Recorded data
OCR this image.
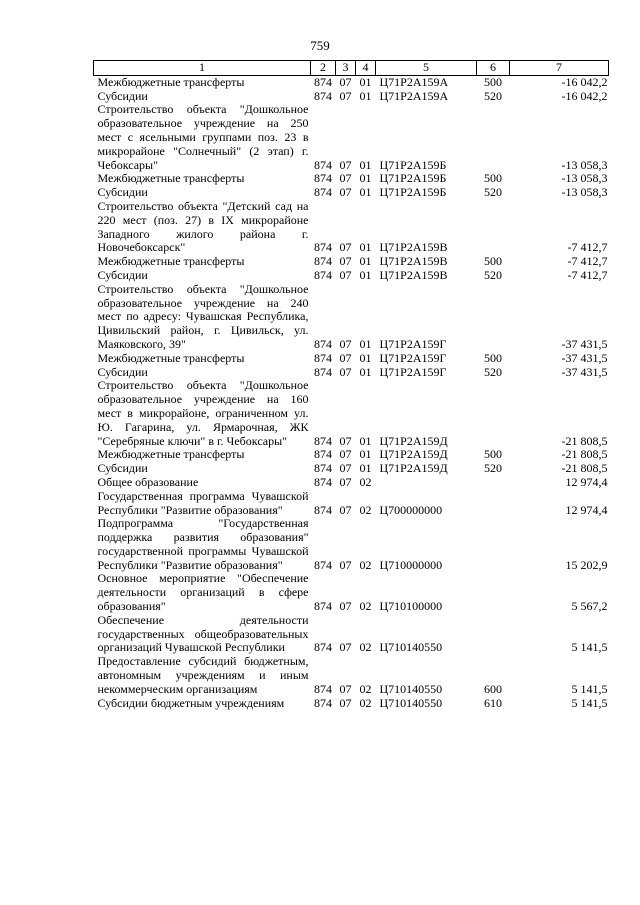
759
1	2	3	4	5	6	7
Межбюджетные трансферты	874	07	01	Ц71Р2А159А	500	-16 042,2
Субсидии	874	07	01	Ц71Р2А159А	520	-16 042,2
Строительство объекта "Дошкольное образовательное учреждение на 250 мест с ясельными группами поз. 23 в микрорайоне "Солнечный" (2 этап) г. Чебоксары"	874	07	01	Ц71Р2А159Б		-13 058,3
Межбюджетные трансферты	874	07	01	Ц71Р2А159Б	500	-13 058,3
Субсидии	874	07	01	Ц71Р2А159Б	520	-13 058,3
Строительство объекта "Детский сад на 220 мест (поз. 27) в IX микрорайоне Западного жилого района г. Новочебоксарск"	874	07	01	Ц71Р2А159В		-7 412,7
Межбюджетные трансферты	874	07	01	Ц71Р2А159В	500	-7 412,7
Субсидии	874	07	01	Ц71Р2А159В	520	-7 412,7
Строительство объекта "Дошкольное образовательное учреждение на 240 мест по адресу: Чувашская Республика, Цивильский район, г. Цивильск, ул. Маяковского, 39"	874	07	01	Ц71Р2А159Г		-37 431,5
Межбюджетные трансферты	874	07	01	Ц71Р2А159Г	500	-37 431,5
Субсидии	874	07	01	Ц71Р2А159Г	520	-37 431,5
Строительство объекта "Дошкольное образовательное учреждение на 160 мест в микрорайоне, ограниченном ул. Ю. Гагарина, ул. Ярмарочная, ЖК "Серебряные ключи" в г. Чебоксары"	874	07	01	Ц71Р2А159Д		-21 808,5
Межбюджетные трансферты	874	07	01	Ц71Р2А159Д	500	-21 808,5
Субсидии	874	07	01	Ц71Р2А159Д	520	-21 808,5
Общее образование	874	07	02			12 974,4
Государственная программа Чувашской Республики "Развитие образования"	874	07	02	Ц700000000		12 974,4
Подпрограмма "Государственная поддержка развития образования" государственной программы Чувашской Республики "Развитие образования"	874	07	02	Ц710000000		15 202,9
Основное мероприятие "Обеспечение деятельности организаций в сфере образования"	874	07	02	Ц710100000		5 567,2
Обеспечение деятельности государственных общеобразовательных организаций Чувашской Республики	874	07	02	Ц710140550		5 141,5
Предоставление субсидий бюджетным, автономным учреждениям и иным некоммерческим организациям	874	07	02	Ц710140550	600	5 141,5
Субсидии бюджетным учреждениям	874	07	02	Ц710140550	610	5 141,5
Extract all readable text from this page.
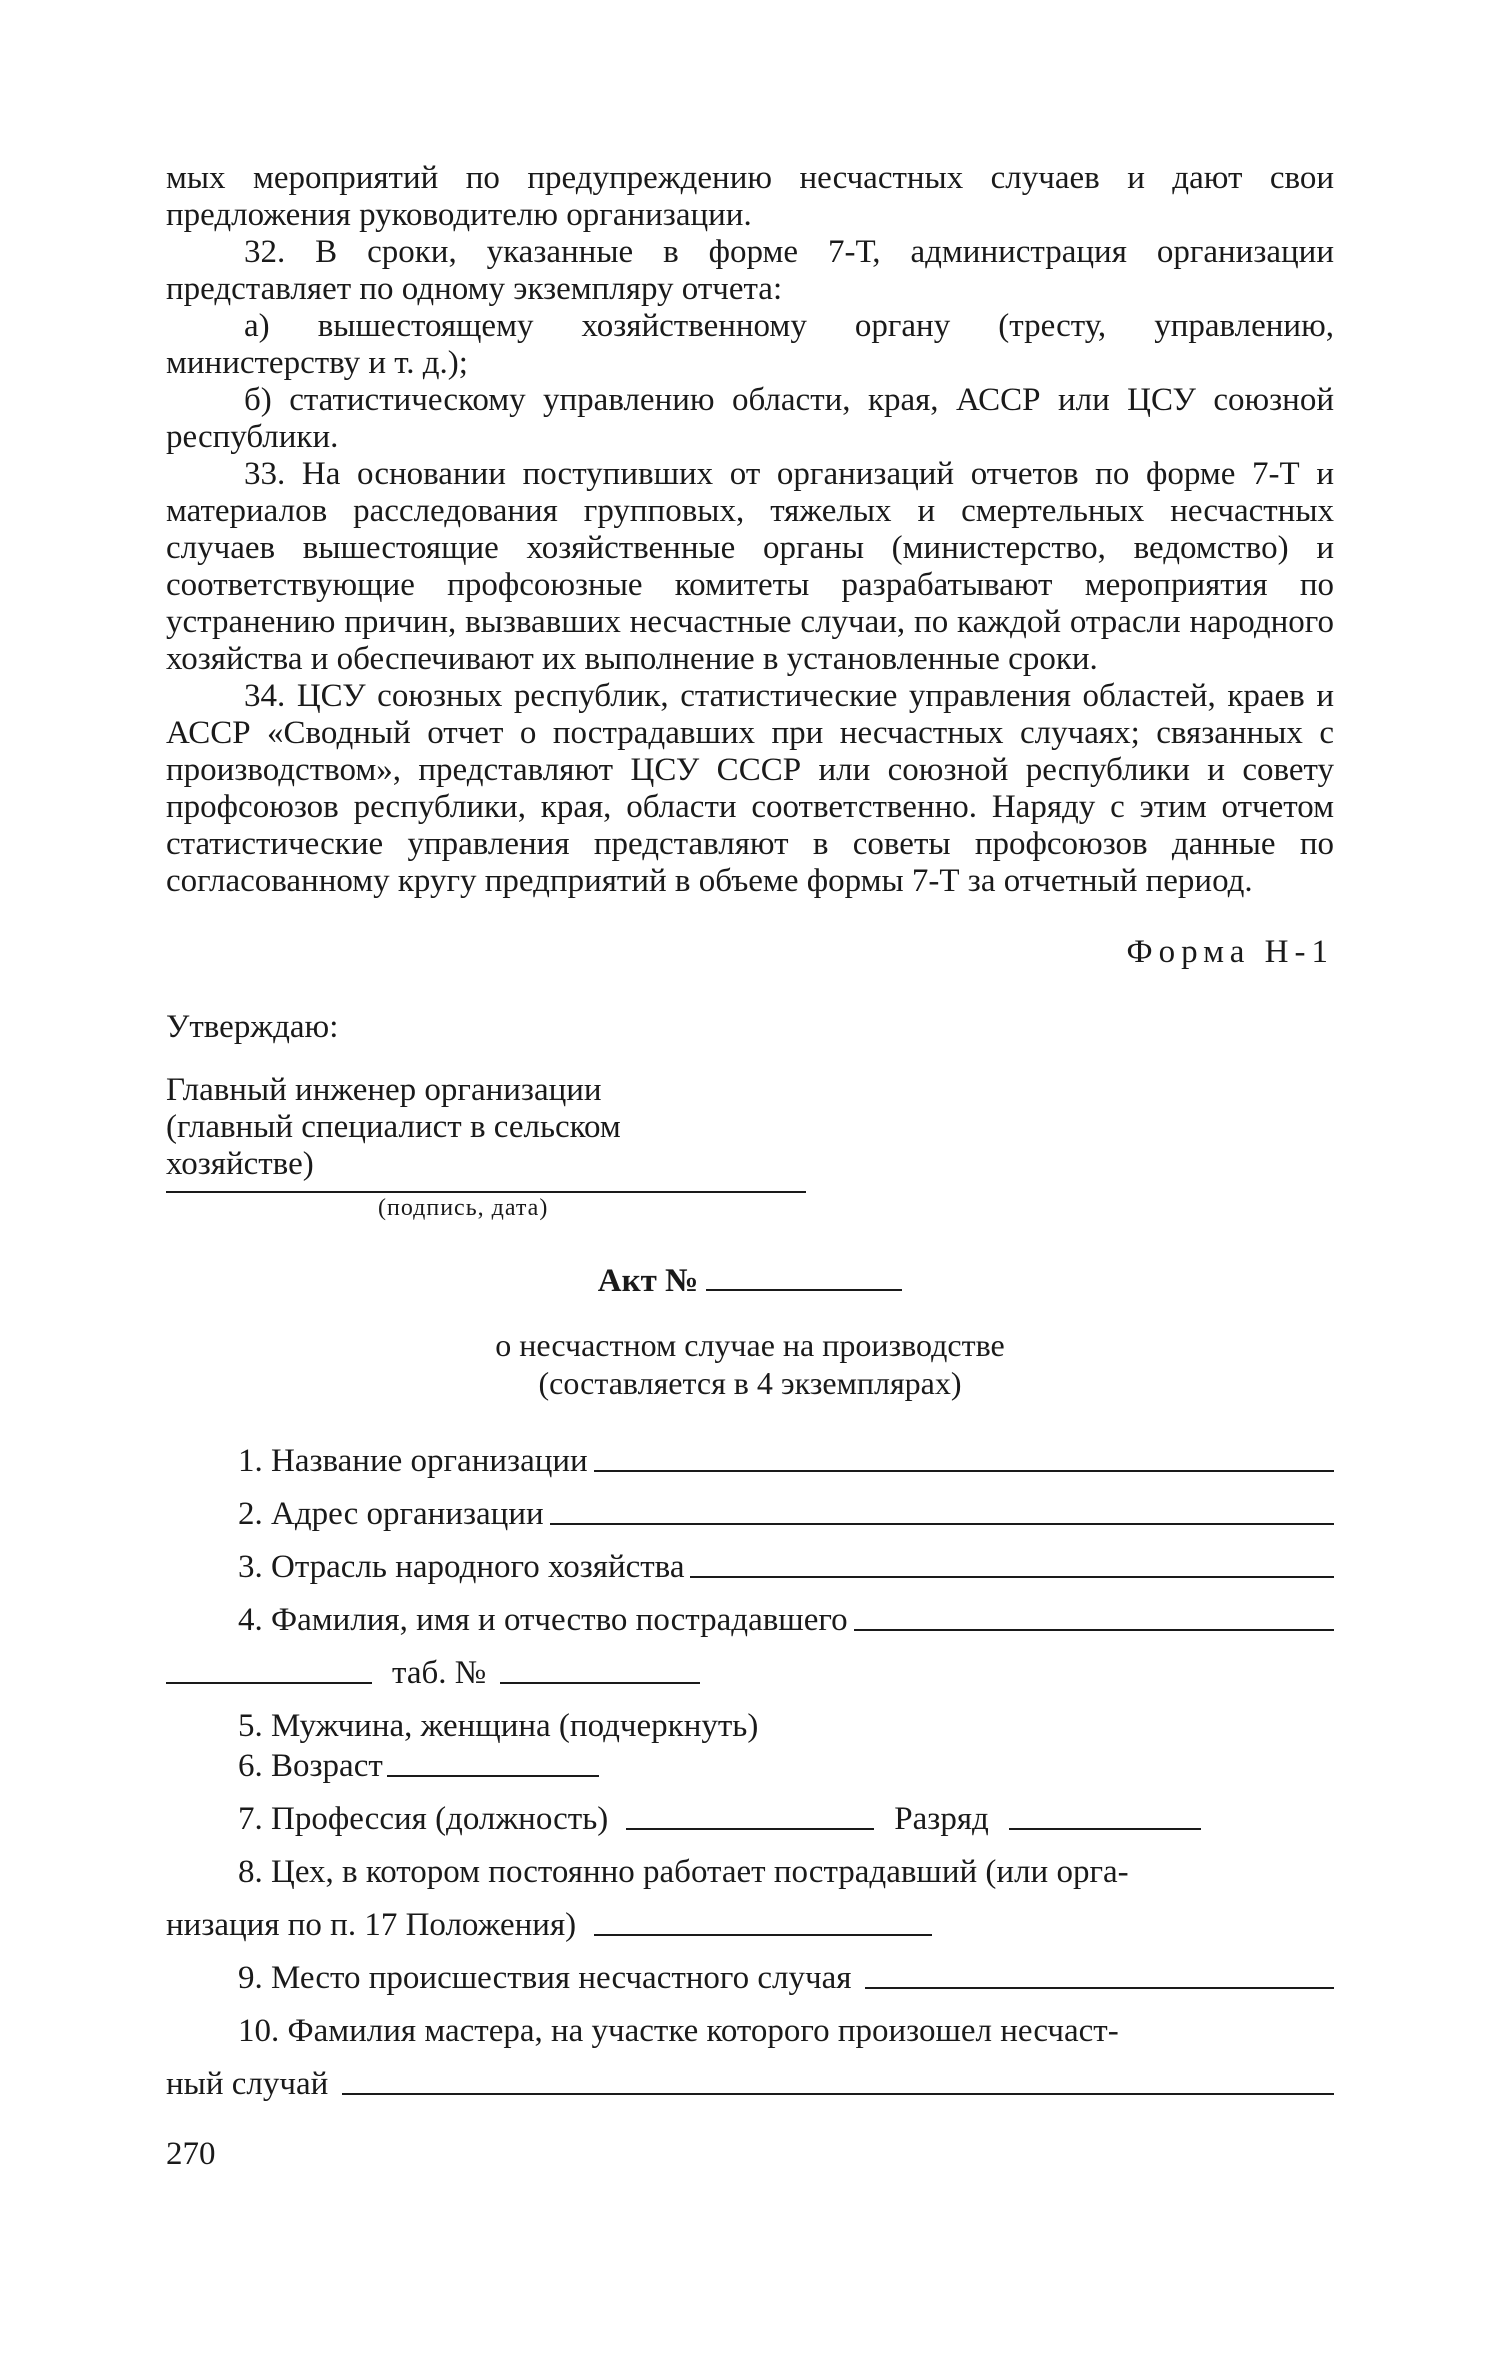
мых мероприятий по предупреждению несчастных случаев и дают свои предложения руководителю организации.

32. В сроки, указанные в форме 7-Т, администрация организации представляет по одному экземпляру отчета:

а) вышестоящему хозяйственному органу (тресту, управлению, министерству и т. д.);

б) статистическому управлению области, края, АССР или ЦСУ союзной республики.

33. На основании поступивших от организаций отчетов по форме 7-Т и материалов расследования групповых, тяжелых и смертельных несчастных случаев вышестоящие хозяйственные органы (министерство, ведомство) и соответствующие профсоюзные комитеты разрабатывают мероприятия по устранению причин, вызвавших несчастные случаи, по каждой отрасли народного хозяйства и обеспечивают их выполнение в установленные сроки.

34. ЦСУ союзных республик, статистические управления областей, краев и АССР «Сводный отчет о пострадавших при несчастных случаях; связанных с производством», представляют ЦСУ СССР или союзной республики и совету профсоюзов республики, края, области соответственно. Наряду с этим отчетом статистические управления представляют в советы профсоюзов данные по согласованному кругу предприятий в объеме формы 7-Т за отчетный период.

Форма Н-1

Утверждаю:

Главный инженер организации (главный специалист в сельском хозяйстве)
(подпись, дата)
Акт №
о несчастном случае на производстве
(составляется в 4 экземплярах)
1. Название организации
2. Адрес организации
3. Отрасль народного хозяйства
4. Фамилия, имя и отчество пострадавшего
таб. №
5. Мужчина, женщина (подчеркнуть)
6. Возраст
7. Профессия (должность)	Разряд
8. Цех, в котором постоянно работает пострадавший (или орга-
низация по п. 17 Положения)
9. Место происшествия несчастного случая
10. Фамилия мастера, на участке которого произошел несчаст-
ный случай
270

- [WHAT TO WORK ON]
Gather each line that holds "бюджетным".

- [EXERCISE RESPONSE]
Предоставление субсидий бюджетным, автономным учреждениям и иным некоммерческим организациям	874	07	02	Ц710140550	600	5 141,5
Субсидии бюджетным учреждениям	874	07	02	Ц710140550	610	5 141,5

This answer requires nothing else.